• [What the task requires]: Your task is to give the data again, exactly, with every line intact.

• [Data extract]:
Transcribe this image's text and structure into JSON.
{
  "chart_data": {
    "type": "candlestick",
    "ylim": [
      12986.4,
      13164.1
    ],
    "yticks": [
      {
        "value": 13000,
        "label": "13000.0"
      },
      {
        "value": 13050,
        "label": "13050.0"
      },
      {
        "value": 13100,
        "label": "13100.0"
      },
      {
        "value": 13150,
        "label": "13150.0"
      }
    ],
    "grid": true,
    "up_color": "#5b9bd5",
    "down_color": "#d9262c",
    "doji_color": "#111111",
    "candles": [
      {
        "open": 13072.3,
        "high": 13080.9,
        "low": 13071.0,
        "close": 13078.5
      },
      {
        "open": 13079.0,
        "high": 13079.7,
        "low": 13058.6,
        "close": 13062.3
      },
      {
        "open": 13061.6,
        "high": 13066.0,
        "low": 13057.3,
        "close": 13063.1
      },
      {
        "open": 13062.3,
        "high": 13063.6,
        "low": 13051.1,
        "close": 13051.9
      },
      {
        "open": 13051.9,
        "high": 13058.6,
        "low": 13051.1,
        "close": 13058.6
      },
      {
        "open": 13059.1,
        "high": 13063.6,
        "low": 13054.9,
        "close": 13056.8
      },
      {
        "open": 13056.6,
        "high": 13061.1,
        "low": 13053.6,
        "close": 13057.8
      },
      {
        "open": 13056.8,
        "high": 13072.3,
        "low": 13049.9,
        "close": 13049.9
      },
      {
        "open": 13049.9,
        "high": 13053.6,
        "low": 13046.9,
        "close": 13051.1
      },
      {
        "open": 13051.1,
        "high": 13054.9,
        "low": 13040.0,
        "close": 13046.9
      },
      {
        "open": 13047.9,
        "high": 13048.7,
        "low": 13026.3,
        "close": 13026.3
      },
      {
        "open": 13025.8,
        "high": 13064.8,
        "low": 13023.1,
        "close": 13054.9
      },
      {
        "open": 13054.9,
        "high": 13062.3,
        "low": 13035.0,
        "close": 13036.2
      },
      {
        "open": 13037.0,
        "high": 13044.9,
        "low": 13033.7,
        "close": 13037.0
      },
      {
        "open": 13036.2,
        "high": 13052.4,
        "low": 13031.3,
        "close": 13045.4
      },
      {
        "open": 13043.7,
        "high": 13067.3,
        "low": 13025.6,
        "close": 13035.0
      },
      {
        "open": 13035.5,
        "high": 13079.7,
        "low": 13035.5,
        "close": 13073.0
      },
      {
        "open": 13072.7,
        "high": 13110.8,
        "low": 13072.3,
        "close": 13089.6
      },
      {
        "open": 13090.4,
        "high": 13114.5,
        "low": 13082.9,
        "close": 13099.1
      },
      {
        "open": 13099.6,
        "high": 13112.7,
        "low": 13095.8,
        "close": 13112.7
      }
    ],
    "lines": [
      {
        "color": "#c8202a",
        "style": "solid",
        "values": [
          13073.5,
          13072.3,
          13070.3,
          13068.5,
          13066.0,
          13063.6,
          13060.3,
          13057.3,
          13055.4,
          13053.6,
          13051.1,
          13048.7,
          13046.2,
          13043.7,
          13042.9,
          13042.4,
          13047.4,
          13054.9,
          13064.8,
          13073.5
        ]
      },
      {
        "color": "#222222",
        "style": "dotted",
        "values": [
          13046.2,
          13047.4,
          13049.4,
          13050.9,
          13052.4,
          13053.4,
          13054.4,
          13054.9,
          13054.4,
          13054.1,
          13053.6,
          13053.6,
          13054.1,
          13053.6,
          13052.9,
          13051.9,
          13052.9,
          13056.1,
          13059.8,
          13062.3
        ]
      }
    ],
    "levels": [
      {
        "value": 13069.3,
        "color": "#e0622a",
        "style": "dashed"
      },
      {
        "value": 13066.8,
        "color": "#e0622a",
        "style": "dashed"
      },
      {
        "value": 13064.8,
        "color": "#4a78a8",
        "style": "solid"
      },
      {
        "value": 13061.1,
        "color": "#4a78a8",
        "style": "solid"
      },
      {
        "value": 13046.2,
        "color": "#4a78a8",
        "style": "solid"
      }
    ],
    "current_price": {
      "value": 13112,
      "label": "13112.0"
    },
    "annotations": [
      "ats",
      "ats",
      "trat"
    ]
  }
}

• [Output below]:
Transcribe this image's text and structure into JSON.
{
  "chart_data": {
    "type": "candlestick",
    "ylim": [
      12986.4,
      13164.1
    ],
    "yticks": [
      {
        "value": 13000,
        "label": "13000.0"
      },
      {
        "value": 13050,
        "label": "13050.0"
      },
      {
        "value": 13100,
        "label": "13100.0"
      },
      {
        "value": 13150,
        "label": "13150.0"
      }
    ],
    "grid": true,
    "up_color": "#5b9bd5",
    "down_color": "#d9262c",
    "doji_color": "#111111",
    "candles": [
      {
        "open": 13072.3,
        "high": 13080.9,
        "low": 13071.0,
        "close": 13078.5
      },
      {
        "open": 13079.0,
        "high": 13079.7,
        "low": 13058.6,
        "close": 13062.3
      },
      {
        "open": 13061.6,
        "high": 13066.0,
        "low": 13057.3,
        "close": 13063.1
      },
      {
        "open": 13062.3,
        "high": 13063.6,
        "low": 13051.1,
        "close": 13051.9
      },
      {
        "open": 13051.9,
        "high": 13058.6,
        "low": 13051.1,
        "close": 13058.6
      },
      {
        "open": 13059.1,
        "high": 13063.6,
        "low": 13054.9,
        "close": 13056.8
      },
      {
        "open": 13056.6,
        "high": 13061.1,
        "low": 13053.6,
        "close": 13057.8
      },
      {
        "open": 13056.8,
        "high": 13072.3,
        "low": 13049.9,
        "close": 13049.9
      },
      {
        "open": 13049.9,
        "high": 13053.6,
        "low": 13046.9,
        "close": 13051.1
      },
      {
        "open": 13051.1,
        "high": 13054.9,
        "low": 13040.0,
        "close": 13046.9
      },
      {
        "open": 13047.9,
        "high": 13048.7,
        "low": 13026.3,
        "close": 13026.3
      },
      {
        "open": 13025.8,
        "high": 13064.8,
        "low": 13023.1,
        "close": 13054.9
      },
      {
        "open": 13054.9,
        "high": 13062.3,
        "low": 13035.0,
        "close": 13036.2
      },
      {
        "open": 13037.0,
        "high": 13044.9,
        "low": 13033.7,
        "close": 13037.0
      },
      {
        "open": 13036.2,
        "high": 13052.4,
        "low": 13031.3,
        "close": 13045.4
      },
      {
        "open": 13043.7,
        "high": 13067.3,
        "low": 13025.6,
        "close": 13035.0
      },
      {
        "open": 13035.5,
        "high": 13079.7,
        "low": 13035.5,
        "close": 13073.0
      },
      {
        "open": 13072.7,
        "high": 13110.8,
        "low": 13072.3,
        "close": 13089.6
      },
      {
        "open": 13090.4,
        "high": 13114.5,
        "low": 13082.9,
        "close": 13099.1
      },
      {
        "open": 13099.6,
        "high": 13112.7,
        "low": 13095.8,
        "close": 13112.7
      }
    ],
    "lines": [
      {
        "color": "#c8202a",
        "style": "solid",
        "values": [
          13073.5,
          13072.3,
          13070.3,
          13068.5,
          13066.0,
          13063.6,
          13060.3,
          13057.3,
          13055.4,
          13053.6,
          13051.1,
          13048.7,
          13046.2,
          13043.7,
          13042.9,
          13042.4,
          13047.4,
          13054.9,
          13064.8,
          13073.5
        ]
      },
      {
        "color": "#222222",
        "style": "dotted",
        "values": [
          13046.2,
          13047.4,
          13049.4,
          13050.9,
          13052.4,
          13053.4,
          13054.4,
          13054.9,
          13054.4,
          13054.1,
          13053.6,
          13053.6,
          13054.1,
          13053.6,
          13052.9,
          13051.9,
          13052.9,
          13056.1,
          13059.8,
          13062.3
        ]
      }
    ],
    "levels": [
      {
        "value": 13069.3,
        "color": "#e0622a",
        "style": "dashed"
      },
      {
        "value": 13066.8,
        "color": "#e0622a",
        "style": "dashed"
      },
      {
        "value": 13064.8,
        "color": "#4a78a8",
        "style": "solid"
      },
      {
        "value": 13061.1,
        "color": "#4a78a8",
        "style": "solid"
      },
      {
        "value": 13046.2,
        "color": "#4a78a8",
        "style": "solid"
      }
    ],
    "current_price": {
      "value": 13112,
      "label": "13112.0"
    },
    "annotations": [
      "ats",
      "ats",
      "trat"
    ]
  }
}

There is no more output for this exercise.